### Dataset excerpts
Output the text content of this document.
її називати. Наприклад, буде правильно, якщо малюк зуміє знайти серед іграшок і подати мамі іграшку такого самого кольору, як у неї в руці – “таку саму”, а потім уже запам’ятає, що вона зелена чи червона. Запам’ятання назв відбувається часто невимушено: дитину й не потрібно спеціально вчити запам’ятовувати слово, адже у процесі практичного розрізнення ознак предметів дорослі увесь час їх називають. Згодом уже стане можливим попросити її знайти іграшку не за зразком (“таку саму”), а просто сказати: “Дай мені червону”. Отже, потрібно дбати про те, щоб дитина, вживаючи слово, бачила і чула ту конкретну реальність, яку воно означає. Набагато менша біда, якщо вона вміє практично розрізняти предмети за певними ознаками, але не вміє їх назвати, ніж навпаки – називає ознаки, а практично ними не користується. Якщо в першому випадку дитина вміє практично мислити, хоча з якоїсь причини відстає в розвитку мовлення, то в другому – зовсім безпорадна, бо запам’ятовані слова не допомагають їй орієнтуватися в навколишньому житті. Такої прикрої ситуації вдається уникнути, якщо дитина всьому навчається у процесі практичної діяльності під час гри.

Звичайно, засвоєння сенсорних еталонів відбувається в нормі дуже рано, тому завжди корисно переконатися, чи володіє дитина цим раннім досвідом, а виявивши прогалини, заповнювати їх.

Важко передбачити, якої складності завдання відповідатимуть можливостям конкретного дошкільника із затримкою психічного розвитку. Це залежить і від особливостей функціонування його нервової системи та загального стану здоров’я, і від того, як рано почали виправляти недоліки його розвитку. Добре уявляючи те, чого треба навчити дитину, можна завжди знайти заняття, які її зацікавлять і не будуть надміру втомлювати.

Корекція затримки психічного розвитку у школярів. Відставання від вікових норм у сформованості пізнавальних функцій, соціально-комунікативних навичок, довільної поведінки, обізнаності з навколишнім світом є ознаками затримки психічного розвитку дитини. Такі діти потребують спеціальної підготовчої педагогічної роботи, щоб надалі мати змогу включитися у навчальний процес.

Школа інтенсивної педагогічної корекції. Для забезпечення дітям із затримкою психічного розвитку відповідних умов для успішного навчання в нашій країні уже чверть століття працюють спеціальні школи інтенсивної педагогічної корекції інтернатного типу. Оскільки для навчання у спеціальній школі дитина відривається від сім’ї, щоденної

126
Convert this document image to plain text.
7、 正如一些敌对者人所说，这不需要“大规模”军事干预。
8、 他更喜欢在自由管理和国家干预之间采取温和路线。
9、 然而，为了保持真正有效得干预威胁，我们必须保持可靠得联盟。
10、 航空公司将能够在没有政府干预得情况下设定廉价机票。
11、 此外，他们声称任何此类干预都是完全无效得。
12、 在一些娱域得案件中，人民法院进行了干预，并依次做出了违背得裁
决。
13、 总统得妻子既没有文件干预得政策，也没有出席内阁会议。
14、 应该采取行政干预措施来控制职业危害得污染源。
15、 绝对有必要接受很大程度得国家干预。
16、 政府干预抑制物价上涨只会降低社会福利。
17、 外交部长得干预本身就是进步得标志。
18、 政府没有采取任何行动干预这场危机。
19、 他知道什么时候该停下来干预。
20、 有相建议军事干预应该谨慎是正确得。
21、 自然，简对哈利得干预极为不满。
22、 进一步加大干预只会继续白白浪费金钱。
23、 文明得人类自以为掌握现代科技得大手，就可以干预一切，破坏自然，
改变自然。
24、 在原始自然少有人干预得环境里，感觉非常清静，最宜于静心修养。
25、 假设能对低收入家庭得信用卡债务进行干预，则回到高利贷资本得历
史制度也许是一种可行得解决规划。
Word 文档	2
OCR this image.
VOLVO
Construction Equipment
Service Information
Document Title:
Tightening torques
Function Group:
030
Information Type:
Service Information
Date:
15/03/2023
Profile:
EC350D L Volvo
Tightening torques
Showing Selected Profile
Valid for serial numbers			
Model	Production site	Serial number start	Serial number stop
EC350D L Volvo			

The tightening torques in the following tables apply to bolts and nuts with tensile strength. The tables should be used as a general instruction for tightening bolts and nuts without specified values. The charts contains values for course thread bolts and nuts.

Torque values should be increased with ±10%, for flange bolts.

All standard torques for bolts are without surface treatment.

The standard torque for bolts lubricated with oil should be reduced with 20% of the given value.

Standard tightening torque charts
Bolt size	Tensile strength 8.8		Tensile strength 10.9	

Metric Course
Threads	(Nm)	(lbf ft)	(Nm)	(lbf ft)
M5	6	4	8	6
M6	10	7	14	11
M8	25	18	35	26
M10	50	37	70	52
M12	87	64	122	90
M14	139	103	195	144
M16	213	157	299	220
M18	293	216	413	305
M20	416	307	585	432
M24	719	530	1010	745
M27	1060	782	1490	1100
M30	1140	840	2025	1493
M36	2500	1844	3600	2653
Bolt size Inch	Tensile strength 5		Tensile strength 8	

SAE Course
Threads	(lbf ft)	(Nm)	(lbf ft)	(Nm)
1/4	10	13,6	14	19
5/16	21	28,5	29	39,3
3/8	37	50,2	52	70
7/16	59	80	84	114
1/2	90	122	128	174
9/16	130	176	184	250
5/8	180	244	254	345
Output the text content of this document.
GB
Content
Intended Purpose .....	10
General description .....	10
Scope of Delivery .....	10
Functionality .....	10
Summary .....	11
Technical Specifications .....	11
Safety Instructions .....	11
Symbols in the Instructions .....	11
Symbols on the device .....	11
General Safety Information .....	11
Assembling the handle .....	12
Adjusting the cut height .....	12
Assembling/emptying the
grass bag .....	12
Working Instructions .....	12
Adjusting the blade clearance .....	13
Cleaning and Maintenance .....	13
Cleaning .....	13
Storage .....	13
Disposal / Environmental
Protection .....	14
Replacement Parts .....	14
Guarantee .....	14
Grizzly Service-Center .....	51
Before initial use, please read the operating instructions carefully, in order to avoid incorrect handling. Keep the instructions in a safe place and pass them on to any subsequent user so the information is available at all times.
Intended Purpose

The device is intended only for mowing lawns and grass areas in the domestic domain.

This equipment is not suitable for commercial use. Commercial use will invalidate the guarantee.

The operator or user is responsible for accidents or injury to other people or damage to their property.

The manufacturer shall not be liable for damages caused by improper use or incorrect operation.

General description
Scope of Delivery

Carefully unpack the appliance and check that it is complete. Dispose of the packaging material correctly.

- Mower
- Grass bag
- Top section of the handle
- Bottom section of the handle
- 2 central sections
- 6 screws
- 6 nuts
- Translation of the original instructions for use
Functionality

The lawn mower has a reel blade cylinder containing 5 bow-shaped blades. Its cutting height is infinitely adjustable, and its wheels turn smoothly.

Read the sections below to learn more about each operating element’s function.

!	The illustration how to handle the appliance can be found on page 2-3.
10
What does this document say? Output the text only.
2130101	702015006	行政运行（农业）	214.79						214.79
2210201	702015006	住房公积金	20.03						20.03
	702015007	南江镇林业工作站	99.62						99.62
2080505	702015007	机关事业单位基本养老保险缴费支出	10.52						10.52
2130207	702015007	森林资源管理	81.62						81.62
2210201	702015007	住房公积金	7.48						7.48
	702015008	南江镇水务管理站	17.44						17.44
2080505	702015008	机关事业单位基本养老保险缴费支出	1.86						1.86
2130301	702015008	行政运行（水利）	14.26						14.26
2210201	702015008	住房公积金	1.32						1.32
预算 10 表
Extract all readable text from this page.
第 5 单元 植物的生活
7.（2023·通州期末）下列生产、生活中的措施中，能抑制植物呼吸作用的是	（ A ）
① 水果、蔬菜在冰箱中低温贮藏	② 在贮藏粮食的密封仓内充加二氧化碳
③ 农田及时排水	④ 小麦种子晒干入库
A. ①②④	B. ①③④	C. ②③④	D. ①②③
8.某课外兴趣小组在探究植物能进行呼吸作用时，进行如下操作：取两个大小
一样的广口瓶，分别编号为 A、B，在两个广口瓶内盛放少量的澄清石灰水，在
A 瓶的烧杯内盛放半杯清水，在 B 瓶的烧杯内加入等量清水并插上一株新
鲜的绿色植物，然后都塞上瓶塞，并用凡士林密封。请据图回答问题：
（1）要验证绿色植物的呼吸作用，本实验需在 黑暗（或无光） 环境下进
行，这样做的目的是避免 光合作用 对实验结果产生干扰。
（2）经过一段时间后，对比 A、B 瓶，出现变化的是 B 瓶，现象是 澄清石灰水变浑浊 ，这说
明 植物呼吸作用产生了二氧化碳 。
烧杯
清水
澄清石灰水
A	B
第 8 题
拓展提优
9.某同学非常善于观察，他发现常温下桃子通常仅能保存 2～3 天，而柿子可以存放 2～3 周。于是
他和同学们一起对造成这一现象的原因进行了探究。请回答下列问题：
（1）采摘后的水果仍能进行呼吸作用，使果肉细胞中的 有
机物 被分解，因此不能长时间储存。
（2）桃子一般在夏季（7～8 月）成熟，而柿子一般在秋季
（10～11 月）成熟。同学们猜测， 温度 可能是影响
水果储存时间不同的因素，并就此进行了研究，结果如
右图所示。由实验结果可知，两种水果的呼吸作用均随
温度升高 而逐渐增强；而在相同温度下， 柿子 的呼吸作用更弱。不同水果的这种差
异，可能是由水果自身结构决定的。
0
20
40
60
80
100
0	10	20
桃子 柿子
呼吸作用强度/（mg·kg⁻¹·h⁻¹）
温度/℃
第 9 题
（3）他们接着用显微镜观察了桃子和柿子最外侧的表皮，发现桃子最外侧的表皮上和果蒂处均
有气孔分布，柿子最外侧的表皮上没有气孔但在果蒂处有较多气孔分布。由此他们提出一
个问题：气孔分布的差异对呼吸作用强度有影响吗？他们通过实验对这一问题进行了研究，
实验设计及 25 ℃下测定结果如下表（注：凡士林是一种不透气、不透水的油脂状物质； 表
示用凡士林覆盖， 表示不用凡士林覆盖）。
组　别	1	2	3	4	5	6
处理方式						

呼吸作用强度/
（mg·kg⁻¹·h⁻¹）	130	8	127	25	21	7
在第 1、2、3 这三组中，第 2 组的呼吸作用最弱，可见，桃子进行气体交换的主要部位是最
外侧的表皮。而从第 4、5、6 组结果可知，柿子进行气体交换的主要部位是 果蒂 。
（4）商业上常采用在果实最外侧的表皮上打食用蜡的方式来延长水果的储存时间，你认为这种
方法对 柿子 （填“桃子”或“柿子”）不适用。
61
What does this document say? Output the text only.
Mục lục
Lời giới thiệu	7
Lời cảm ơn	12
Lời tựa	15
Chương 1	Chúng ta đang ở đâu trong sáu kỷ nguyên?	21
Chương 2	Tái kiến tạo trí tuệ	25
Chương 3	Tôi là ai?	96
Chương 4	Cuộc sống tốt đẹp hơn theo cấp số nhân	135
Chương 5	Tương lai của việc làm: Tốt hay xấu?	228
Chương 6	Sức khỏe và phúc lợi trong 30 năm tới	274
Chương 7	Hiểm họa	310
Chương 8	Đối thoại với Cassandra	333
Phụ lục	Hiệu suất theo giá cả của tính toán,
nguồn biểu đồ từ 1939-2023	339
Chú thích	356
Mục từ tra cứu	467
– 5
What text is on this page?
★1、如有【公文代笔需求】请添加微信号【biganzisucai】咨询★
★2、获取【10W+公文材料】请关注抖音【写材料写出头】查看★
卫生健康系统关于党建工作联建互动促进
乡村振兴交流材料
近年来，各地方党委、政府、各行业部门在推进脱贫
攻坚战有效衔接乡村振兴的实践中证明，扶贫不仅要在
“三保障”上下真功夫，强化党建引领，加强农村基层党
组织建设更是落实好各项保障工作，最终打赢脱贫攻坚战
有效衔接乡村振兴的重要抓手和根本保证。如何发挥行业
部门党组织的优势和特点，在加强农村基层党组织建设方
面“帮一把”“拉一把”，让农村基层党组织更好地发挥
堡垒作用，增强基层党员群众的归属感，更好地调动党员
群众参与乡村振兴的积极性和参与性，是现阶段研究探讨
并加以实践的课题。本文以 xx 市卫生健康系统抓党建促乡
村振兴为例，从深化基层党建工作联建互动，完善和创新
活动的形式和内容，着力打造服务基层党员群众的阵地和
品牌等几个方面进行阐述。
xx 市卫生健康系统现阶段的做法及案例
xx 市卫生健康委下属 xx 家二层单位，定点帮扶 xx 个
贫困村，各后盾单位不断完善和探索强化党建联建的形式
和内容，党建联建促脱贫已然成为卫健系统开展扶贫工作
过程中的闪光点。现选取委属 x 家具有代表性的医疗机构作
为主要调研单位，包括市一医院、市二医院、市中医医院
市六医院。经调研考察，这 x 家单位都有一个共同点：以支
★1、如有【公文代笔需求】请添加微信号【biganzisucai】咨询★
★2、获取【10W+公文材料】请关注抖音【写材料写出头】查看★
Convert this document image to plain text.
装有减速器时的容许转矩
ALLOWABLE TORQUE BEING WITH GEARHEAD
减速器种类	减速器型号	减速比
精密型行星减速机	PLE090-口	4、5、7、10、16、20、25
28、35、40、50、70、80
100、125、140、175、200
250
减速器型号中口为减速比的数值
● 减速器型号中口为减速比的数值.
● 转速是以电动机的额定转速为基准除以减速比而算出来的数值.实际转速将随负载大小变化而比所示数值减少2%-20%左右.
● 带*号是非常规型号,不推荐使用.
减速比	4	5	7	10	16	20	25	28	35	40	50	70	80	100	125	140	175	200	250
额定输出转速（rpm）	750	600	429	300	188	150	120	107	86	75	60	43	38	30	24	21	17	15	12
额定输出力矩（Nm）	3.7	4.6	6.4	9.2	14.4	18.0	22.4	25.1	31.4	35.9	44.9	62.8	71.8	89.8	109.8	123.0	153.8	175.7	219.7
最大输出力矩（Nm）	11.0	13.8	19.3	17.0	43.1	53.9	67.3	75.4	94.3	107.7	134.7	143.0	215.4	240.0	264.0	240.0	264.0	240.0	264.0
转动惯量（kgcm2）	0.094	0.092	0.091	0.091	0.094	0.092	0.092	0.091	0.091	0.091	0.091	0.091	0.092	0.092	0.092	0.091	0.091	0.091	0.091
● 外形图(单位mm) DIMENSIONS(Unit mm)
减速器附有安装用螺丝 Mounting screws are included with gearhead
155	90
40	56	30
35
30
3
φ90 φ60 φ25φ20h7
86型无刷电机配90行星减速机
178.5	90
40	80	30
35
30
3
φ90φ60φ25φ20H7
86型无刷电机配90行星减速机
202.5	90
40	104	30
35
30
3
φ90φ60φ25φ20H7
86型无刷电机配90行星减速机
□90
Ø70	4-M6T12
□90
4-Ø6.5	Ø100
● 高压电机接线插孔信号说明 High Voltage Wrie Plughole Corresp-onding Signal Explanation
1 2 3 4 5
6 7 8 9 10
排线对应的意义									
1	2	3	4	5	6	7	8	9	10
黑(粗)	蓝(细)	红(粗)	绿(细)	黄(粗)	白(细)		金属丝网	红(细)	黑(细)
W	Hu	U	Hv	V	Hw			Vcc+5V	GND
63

### Aim of the exercise
Your answer should be a single number: the count of lines that contain "Threads".

### Result of this task
2